WHAT THE TASK REQUIRES –
Please copy the stretch of material from the line containing "red-annotation-circle (528, 130, 793, 501)" through the end of the material, swapping "screenshot" for "image" and leaving all else unchanged. Give only those lines.

DATA TO PROCESS –
┌────────
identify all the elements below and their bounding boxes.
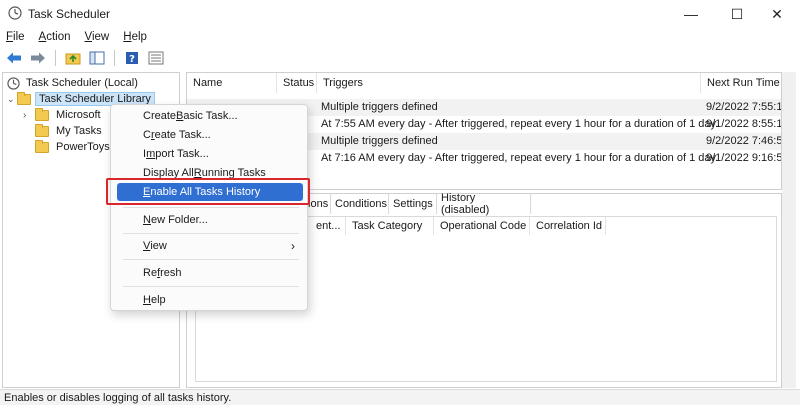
menu-bar: File Action View Help bbox=[0, 28, 800, 46]
title-bar: Task Scheduler — ☐ ✕ bbox=[0, 0, 800, 28]
menu-item-import-task[interactable]: Im port Task... bbox=[117, 145, 303, 163]
trigger-cell: At 7:55 AM every day - After triggered, … bbox=[321, 118, 719, 130]
toolbar: ? bbox=[0, 47, 800, 69]
menu-item-create-basic-task[interactable]: Create Basic Task... bbox=[117, 107, 303, 125]
trigger-cell: Multiple triggers defined bbox=[321, 135, 438, 147]
menu-file[interactable]: File bbox=[6, 31, 25, 43]
next-run-cell: 9/1/2022 8:55:19 bbox=[706, 118, 782, 130]
close-button[interactable]: ✕ bbox=[754, 0, 800, 28]
menu-item-new-folder[interactable]: New Folder... bbox=[117, 211, 303, 229]
highlight-annotation-box bbox=[106, 178, 310, 205]
trigger-cell: At 7:16 AM every day - After triggered, … bbox=[321, 152, 719, 164]
chevron-right-icon[interactable]: › bbox=[23, 110, 35, 121]
menu-separator bbox=[123, 233, 299, 234]
menu-separator bbox=[123, 259, 299, 260]
next-run-cell: 9/2/2022 7:46:58 bbox=[706, 135, 782, 147]
tree-node-my-tasks[interactable]: My Tasks bbox=[35, 123, 105, 139]
column-header-status[interactable]: Status bbox=[277, 73, 317, 93]
tab-history[interactable]: History (disabled) bbox=[437, 192, 531, 216]
back-arrow-icon[interactable] bbox=[4, 49, 24, 67]
toolbar-separator bbox=[114, 50, 115, 66]
trigger-cell: Multiple triggers defined bbox=[321, 101, 438, 113]
tree-label: My Tasks bbox=[56, 125, 102, 137]
task-scheduler-app-icon bbox=[8, 6, 22, 20]
menu-item-refresh[interactable]: Re f resh bbox=[117, 264, 303, 282]
window-title: Task Scheduler bbox=[28, 7, 111, 21]
column-header-next-run-time[interactable]: Next Run Time bbox=[701, 73, 781, 93]
context-menu: Create Basic Task... Cr eate Task... Im po… bbox=[110, 104, 308, 311]
tab-conditions[interactable]: Conditions bbox=[331, 194, 389, 214]
menu-view[interactable]: View bbox=[85, 31, 110, 43]
tree-label: Microsoft bbox=[56, 109, 101, 121]
folder-icon bbox=[35, 107, 49, 121]
chevron-down-icon[interactable]: ⌄ bbox=[7, 94, 17, 105]
next-run-cell: 9/2/2022 7:55:19 bbox=[706, 101, 782, 113]
status-bar: Enables or disables logging of all tasks… bbox=[0, 389, 800, 405]
up-folder-icon[interactable] bbox=[63, 49, 83, 67]
folder-icon bbox=[35, 139, 49, 153]
clock-icon bbox=[7, 76, 20, 90]
help-icon[interactable]: ? bbox=[122, 49, 142, 67]
vertical-scrollbar[interactable] bbox=[782, 72, 796, 388]
minimize-button[interactable]: — bbox=[668, 0, 714, 28]
chevron-right-icon: › bbox=[291, 239, 295, 253]
menu-separator bbox=[123, 207, 299, 208]
tab-settings[interactable]: Settings bbox=[389, 194, 437, 214]
next-run-cell: 9/1/2022 9:16:58 bbox=[706, 152, 782, 164]
folder-icon bbox=[35, 123, 49, 137]
menu-item-view[interactable]: View › bbox=[117, 237, 303, 255]
tree-node-task-scheduler-local[interactable]: Task Scheduler (Local) bbox=[7, 75, 141, 91]
properties-icon[interactable] bbox=[146, 49, 166, 67]
column-header-task-category[interactable]: Task Category bbox=[346, 217, 434, 235]
column-header-operational-code[interactable]: Operational Code bbox=[434, 217, 530, 235]
column-header-correlation-id[interactable]: Correlation Id bbox=[530, 217, 606, 235]
menu-action[interactable]: Action bbox=[39, 31, 71, 43]
folder-icon bbox=[17, 91, 31, 105]
menu-help[interactable]: Help bbox=[123, 31, 147, 43]
tree-label: PowerToys bbox=[56, 141, 110, 153]
svg-text:?: ? bbox=[129, 54, 135, 65]
column-header-event[interactable]: ent... bbox=[310, 217, 346, 235]
tree-node-powertoys[interactable]: PowerToys bbox=[35, 139, 113, 155]
tree-node-microsoft[interactable]: › Microsoft bbox=[23, 107, 104, 123]
menu-item-help[interactable]: Help bbox=[117, 291, 303, 309]
column-header-triggers[interactable]: Triggers bbox=[317, 73, 701, 93]
forward-arrow-icon[interactable] bbox=[28, 49, 48, 67]
menu-item-create-task[interactable]: Cr eate Task... bbox=[117, 126, 303, 144]
menu-separator bbox=[123, 286, 299, 287]
show-hide-tree-icon[interactable] bbox=[87, 49, 107, 67]
toolbar-separator bbox=[55, 50, 56, 66]
column-header-name[interactable]: Name bbox=[187, 73, 277, 93]
tree-label: Task Scheduler (Local) bbox=[26, 77, 138, 89]
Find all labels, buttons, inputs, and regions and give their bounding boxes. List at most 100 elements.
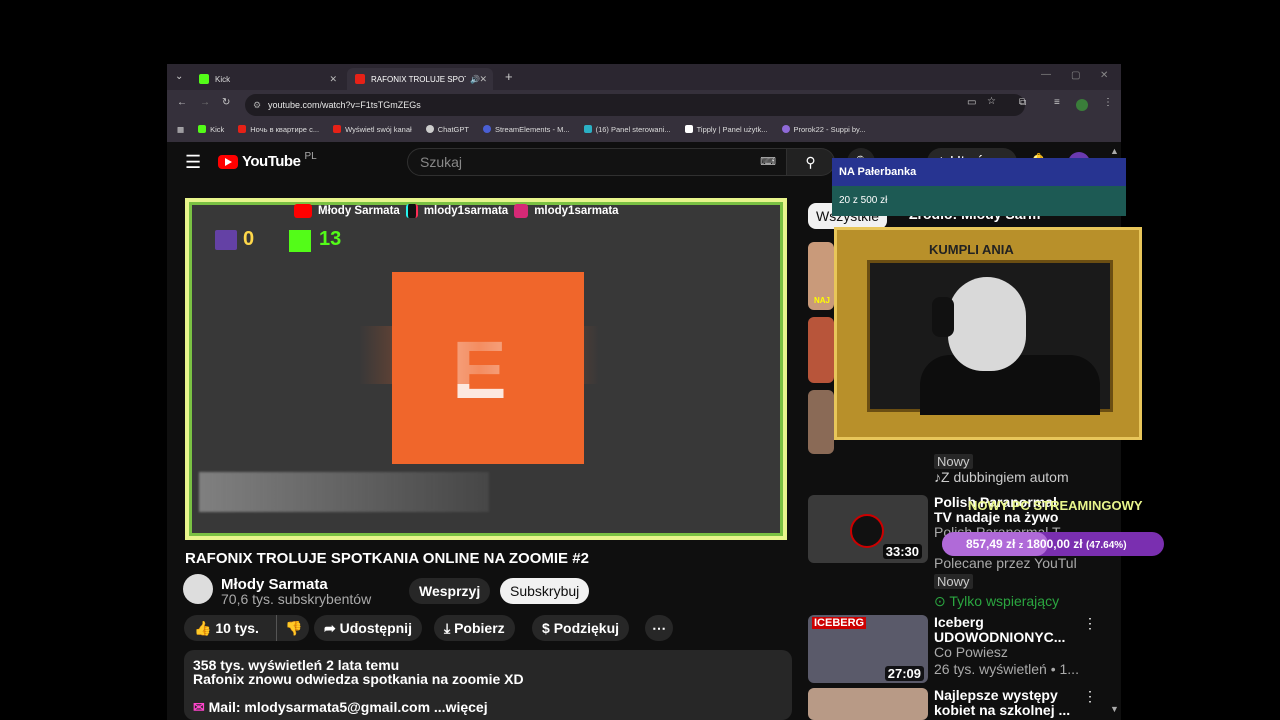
- bookmark-suppi[interactable]: Prorok22 - Suppi by...: [781, 125, 865, 134]
- video-player[interactable]: Młody Sarmata mlody1sarmata mlody1sarmat…: [185, 198, 787, 540]
- sidebar-thumbnail[interactable]: [808, 317, 834, 383]
- channel-logo-icon: [850, 514, 884, 548]
- more-actions-icon[interactable]: ⋯: [645, 615, 673, 641]
- media-icon[interactable]: ≡: [1054, 97, 1060, 108]
- sidebar-video-title-line2[interactable]: kobiet na szkolnej ...: [934, 703, 1070, 718]
- search-button[interactable]: ⚲: [787, 148, 835, 176]
- video-menu-icon[interactable]: ⋮: [1083, 615, 1097, 632]
- tab-label: RAFONIX TROLUJE SPOTKA: [371, 74, 466, 84]
- members-only-label: ⊙ Tylko wspierający: [934, 593, 1060, 609]
- download-label: Pobierz: [454, 620, 505, 636]
- menu-kebab-icon[interactable]: ⋮: [1103, 97, 1113, 108]
- sidebar-channel: Co Powiesz: [934, 644, 1008, 660]
- sidebar-video-title[interactable]: Iceberg: [934, 615, 984, 630]
- tab-youtube-active[interactable]: RAFONIX TROLUJE SPOTKA 🔊 ✕: [347, 68, 493, 90]
- bookmark-streamelements[interactable]: StreamElements - M...: [482, 125, 570, 134]
- video-menu-icon[interactable]: ⋮: [1083, 688, 1097, 705]
- tipply-icon: [684, 125, 693, 133]
- extensions-icon[interactable]: ⧉: [1019, 97, 1026, 108]
- sidebar-thumbnail[interactable]: ICEBERG 27:09: [808, 615, 928, 683]
- close-tab-icon[interactable]: ✕: [479, 74, 487, 85]
- thanks-button[interactable]: $ Podziękuj: [532, 615, 630, 641]
- bookmark-label: Ночь в квартире с...: [250, 124, 320, 134]
- streaming-goal-label: NOWY PC STREAMINGOWY: [968, 498, 1143, 513]
- tab-kick[interactable]: Kick ✕: [191, 68, 343, 90]
- youtube-icon: [294, 204, 312, 218]
- tab-label: Kick: [215, 74, 231, 84]
- youtube-icon: [333, 125, 342, 133]
- apps-icon[interactable]: ▦: [177, 125, 184, 134]
- sidebar-thumbnail[interactable]: [808, 688, 928, 720]
- video-duration: 27:09: [884, 666, 924, 681]
- search-input[interactable]: Szukaj ⌨: [407, 148, 787, 176]
- download-button[interactable]: ⤓ Pobierz: [434, 615, 515, 641]
- close-window-icon[interactable]: ✕: [1100, 70, 1108, 81]
- cast-icon[interactable]: ▭: [967, 97, 976, 108]
- youtube-logo[interactable]: YouTube PL: [218, 151, 317, 170]
- streaming-goal-bar: 857,49 zł z 1800,00 zł (47.64%): [942, 532, 1164, 556]
- sidebar-thumbnail[interactable]: 33:30: [808, 495, 928, 563]
- share-button[interactable]: ➦ Udostępnij: [314, 615, 422, 641]
- bookmark-kick[interactable]: Kick: [198, 125, 224, 134]
- bookmark-label: (16) Panel sterowani...: [595, 124, 671, 134]
- tab-search-icon[interactable]: ⌄: [175, 71, 183, 82]
- sidebar-thumbnail[interactable]: NAJ: [808, 242, 834, 310]
- thumbnail-label: ICEBERG: [812, 617, 867, 629]
- url-input[interactable]: ⚙ youtube.com/watch?v=F1tsTGmZEGs: [245, 94, 1025, 116]
- bookmark-chatgpt[interactable]: ChatGPT: [425, 125, 469, 134]
- kick-icon: [198, 125, 207, 133]
- social-youtube-name: Młody Sarmata: [318, 205, 400, 217]
- blurred-caption: [199, 472, 489, 512]
- scroll-down-icon[interactable]: ▼: [1110, 704, 1119, 714]
- keyboard-icon[interactable]: ⌨: [760, 149, 776, 175]
- motion-blur: [359, 326, 599, 384]
- sidebar-video-title[interactable]: Najlepsze występy: [934, 688, 1058, 703]
- logo-text: YouTube: [242, 153, 301, 170]
- minimize-icon[interactable]: —: [1041, 69, 1051, 80]
- reload-icon[interactable]: ↻: [222, 97, 230, 108]
- bookmark-youtube-video[interactable]: Ночь в квартире с...: [238, 125, 319, 134]
- thumbs-up-icon: 👍: [194, 620, 216, 636]
- bookmark-panel[interactable]: (16) Panel sterowani...: [583, 124, 671, 134]
- sidebar-recommended: Polecane przez YouTul: [934, 555, 1077, 571]
- goal-separator: z: [1018, 540, 1024, 550]
- sidebar-thumbnail[interactable]: [808, 390, 834, 454]
- thumbnail-text: NAJ: [814, 296, 831, 305]
- streamer-face: [948, 277, 1026, 371]
- thanks-label: Podziękuj: [553, 620, 620, 636]
- profile-avatar[interactable]: [1076, 99, 1088, 111]
- support-button[interactable]: Wesprzyj: [409, 578, 491, 604]
- channel-avatar[interactable]: [183, 574, 213, 604]
- description-text: Rafonix znowu odwiedza spotkania na zoom…: [193, 671, 524, 687]
- dubbing-text: Z dubbingiem autom: [941, 469, 1069, 485]
- goal-total: 1800,00 zł: [1026, 537, 1083, 551]
- like-button[interactable]: 👍 10 tys. 👎: [184, 615, 309, 641]
- thumbs-down-icon[interactable]: 👎: [276, 615, 302, 641]
- panel-icon: [583, 125, 592, 133]
- address-bar-row: ← → ↻ ⚙ youtube.com/watch?v=F1tsTGmZEGs …: [167, 92, 1121, 118]
- site-info-icon[interactable]: ⚙: [253, 94, 261, 116]
- tiktok-icon: [405, 204, 418, 218]
- bookmark-tipply[interactable]: Tipply | Panel użytk...: [684, 125, 768, 134]
- hamburger-menu-icon[interactable]: ☰: [185, 152, 201, 173]
- scroll-up-icon[interactable]: ▲: [1110, 146, 1119, 156]
- bookmark-star-icon[interactable]: ☆: [987, 96, 996, 107]
- youtube-icon: [238, 125, 247, 133]
- chatgpt-icon: [425, 125, 434, 133]
- close-tab-icon[interactable]: ✕: [329, 74, 337, 85]
- kick-icon: [289, 230, 311, 252]
- sidebar-video-title-line2[interactable]: UDOWODNIONYC...: [934, 630, 1065, 645]
- social-bar: Młody Sarmata mlody1sarmata mlody1sarmat…: [294, 202, 619, 220]
- more-link[interactable]: ...więcej: [434, 699, 488, 715]
- maximize-icon[interactable]: ▢: [1071, 70, 1080, 81]
- new-tab-icon[interactable]: +: [505, 69, 513, 84]
- mail-icon: ✉: [193, 699, 209, 715]
- sidebar-views: 26 tys. wyświetleń • 1...: [934, 661, 1079, 677]
- back-icon[interactable]: ←: [177, 97, 187, 108]
- bookmark-channel[interactable]: Wyświetl swój kanał: [333, 125, 412, 134]
- subscribe-button[interactable]: Subskrybuj: [500, 578, 590, 604]
- forward-icon[interactable]: →: [200, 97, 210, 108]
- subscriber-count: 70,6 tys. subskrybentów: [221, 591, 372, 607]
- webcam-feed: [867, 260, 1113, 415]
- description-box[interactable]: 358 tys. wyświetleń 2 lata temu Rafonix …: [184, 650, 792, 720]
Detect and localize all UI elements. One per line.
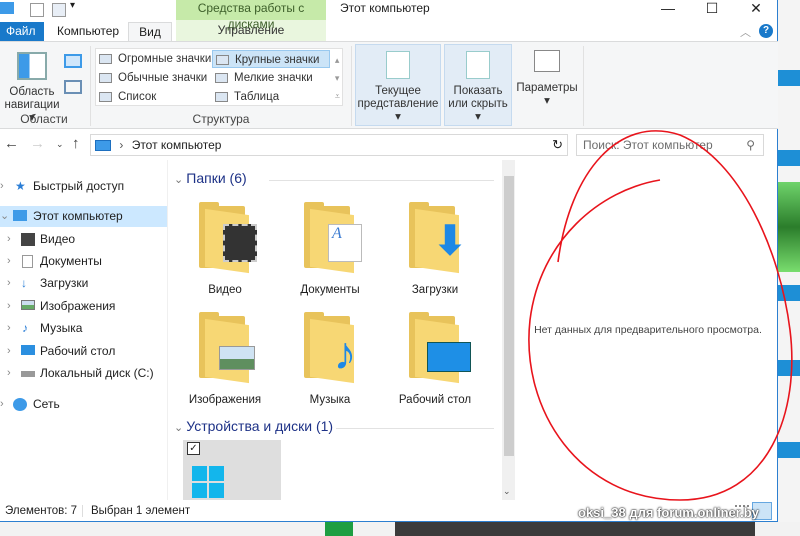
red-annotation-circle (528, 130, 793, 501)
watermark: oksi_38 для forum.onliner.by (578, 505, 759, 520)
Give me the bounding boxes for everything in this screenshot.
└────────
IN RESPONSE –
red-annotation-circle (528, 130, 793, 501)
watermark: oksi_38 для forum.onliner.by (578, 505, 759, 520)
Give me the bounding boxes for everything in this image.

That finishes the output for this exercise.